** Start of Given records **
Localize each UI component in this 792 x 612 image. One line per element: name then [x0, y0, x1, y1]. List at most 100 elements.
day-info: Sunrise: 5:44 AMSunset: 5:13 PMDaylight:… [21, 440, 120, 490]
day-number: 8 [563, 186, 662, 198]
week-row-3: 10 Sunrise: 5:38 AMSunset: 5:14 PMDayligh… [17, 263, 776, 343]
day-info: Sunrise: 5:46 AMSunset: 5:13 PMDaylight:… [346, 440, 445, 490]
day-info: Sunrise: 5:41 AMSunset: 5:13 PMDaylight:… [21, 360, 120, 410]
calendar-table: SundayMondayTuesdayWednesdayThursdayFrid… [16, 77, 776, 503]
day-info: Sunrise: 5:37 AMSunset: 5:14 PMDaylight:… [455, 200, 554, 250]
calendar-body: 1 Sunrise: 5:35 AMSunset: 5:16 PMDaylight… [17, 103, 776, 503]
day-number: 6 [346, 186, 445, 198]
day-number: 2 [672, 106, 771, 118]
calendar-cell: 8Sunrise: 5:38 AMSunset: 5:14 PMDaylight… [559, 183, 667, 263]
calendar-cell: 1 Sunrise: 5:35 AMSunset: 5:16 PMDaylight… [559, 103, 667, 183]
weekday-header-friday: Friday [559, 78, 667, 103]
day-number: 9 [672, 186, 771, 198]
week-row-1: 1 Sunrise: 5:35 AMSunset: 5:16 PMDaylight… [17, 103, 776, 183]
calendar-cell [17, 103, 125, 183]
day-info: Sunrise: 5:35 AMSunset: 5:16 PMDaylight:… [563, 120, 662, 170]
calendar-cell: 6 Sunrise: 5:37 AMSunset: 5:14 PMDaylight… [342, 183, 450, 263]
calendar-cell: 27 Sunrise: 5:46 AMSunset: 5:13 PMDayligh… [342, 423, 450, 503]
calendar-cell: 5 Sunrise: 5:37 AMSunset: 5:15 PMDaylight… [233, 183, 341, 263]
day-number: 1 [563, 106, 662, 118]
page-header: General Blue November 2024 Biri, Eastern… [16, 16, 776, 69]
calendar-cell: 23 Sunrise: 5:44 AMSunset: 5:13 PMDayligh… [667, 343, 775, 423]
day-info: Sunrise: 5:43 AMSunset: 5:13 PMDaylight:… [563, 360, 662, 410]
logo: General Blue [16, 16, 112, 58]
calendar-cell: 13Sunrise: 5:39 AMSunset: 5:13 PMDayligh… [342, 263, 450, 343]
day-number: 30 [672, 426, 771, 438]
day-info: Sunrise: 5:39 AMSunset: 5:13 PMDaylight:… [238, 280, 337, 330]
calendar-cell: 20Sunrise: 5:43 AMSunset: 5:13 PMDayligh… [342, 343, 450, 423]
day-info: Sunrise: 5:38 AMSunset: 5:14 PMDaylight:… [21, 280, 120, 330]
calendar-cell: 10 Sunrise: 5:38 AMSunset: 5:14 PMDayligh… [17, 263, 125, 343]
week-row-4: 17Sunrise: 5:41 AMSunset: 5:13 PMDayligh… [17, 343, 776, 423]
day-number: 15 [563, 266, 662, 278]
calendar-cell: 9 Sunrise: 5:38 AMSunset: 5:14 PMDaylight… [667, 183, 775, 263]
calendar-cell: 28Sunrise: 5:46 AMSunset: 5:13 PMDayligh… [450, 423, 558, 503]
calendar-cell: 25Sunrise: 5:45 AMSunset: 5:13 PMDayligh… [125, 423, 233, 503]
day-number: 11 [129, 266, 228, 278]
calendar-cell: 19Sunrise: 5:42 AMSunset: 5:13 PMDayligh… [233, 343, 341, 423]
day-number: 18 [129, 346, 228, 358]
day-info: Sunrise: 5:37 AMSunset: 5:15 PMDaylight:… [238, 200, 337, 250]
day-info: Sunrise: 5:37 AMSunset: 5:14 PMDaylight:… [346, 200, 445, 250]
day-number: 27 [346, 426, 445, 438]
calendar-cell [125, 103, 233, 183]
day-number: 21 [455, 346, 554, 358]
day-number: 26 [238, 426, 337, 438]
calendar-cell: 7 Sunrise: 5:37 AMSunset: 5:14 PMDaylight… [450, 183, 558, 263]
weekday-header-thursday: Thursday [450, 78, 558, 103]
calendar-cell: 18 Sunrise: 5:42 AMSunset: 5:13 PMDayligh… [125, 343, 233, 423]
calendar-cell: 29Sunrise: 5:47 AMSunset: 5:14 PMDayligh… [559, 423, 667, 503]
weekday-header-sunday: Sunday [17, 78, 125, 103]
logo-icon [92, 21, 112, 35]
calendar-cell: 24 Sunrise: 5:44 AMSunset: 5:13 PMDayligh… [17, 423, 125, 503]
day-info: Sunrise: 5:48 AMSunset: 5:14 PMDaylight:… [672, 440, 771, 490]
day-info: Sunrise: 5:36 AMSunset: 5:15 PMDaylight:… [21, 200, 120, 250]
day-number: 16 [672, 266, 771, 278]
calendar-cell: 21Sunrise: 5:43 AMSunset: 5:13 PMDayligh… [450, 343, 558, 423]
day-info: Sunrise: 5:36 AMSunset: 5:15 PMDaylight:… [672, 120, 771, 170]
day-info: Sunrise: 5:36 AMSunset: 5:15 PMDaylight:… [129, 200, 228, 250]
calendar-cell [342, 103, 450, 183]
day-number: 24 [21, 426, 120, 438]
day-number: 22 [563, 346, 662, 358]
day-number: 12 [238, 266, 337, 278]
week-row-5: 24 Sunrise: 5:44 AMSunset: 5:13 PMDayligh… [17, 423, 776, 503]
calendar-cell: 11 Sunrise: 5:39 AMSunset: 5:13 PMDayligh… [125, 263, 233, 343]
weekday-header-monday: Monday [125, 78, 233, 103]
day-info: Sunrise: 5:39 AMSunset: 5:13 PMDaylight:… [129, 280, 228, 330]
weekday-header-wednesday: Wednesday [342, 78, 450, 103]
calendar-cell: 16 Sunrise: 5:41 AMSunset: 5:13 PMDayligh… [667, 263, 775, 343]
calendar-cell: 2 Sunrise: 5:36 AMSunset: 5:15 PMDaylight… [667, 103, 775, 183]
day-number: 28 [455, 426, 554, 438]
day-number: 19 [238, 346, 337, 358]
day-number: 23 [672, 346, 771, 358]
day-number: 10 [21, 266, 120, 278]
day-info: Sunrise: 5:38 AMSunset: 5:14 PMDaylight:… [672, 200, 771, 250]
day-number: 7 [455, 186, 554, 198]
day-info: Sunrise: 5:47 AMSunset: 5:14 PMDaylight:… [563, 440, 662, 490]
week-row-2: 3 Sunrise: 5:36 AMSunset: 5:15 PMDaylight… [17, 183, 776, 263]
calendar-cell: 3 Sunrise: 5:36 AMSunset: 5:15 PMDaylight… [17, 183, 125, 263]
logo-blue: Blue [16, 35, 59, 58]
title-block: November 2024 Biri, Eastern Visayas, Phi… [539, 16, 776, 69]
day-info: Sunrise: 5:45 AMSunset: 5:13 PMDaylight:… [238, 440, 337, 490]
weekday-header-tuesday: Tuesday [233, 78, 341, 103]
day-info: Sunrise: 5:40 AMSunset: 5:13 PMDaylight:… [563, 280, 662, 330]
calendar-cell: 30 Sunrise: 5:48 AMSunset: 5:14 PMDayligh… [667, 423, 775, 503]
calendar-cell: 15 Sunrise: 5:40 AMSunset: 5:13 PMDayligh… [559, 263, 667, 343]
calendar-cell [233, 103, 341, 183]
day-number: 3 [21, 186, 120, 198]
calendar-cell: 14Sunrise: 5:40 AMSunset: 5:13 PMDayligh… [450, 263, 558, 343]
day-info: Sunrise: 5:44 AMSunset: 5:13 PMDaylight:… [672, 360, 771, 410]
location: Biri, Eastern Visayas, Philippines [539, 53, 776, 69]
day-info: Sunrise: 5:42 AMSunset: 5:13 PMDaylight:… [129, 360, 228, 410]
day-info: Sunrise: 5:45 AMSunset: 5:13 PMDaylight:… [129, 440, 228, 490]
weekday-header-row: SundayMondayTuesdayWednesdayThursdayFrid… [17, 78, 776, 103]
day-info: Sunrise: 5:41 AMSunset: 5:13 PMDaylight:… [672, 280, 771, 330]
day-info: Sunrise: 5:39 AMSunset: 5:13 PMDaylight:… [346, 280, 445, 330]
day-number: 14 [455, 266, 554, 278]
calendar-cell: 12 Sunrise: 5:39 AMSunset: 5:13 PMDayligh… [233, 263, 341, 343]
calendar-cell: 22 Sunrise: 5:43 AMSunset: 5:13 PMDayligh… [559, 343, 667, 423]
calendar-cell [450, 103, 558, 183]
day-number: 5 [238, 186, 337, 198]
** End of Given records **
#### [Directive]
Reproduce the rows verbatim, from the first row through the row containing "day-number: 8 [563, 186, 662, 198]", with both ends included.

#### [Answer for this exercise]
Localize each UI component in this 792 x 612 image. One line per element: name then [x0, y0, x1, y1]. List at most 100 elements.
day-info: Sunrise: 5:44 AMSunset: 5:13 PMDaylight:… [21, 440, 120, 490]
day-number: 8 [563, 186, 662, 198]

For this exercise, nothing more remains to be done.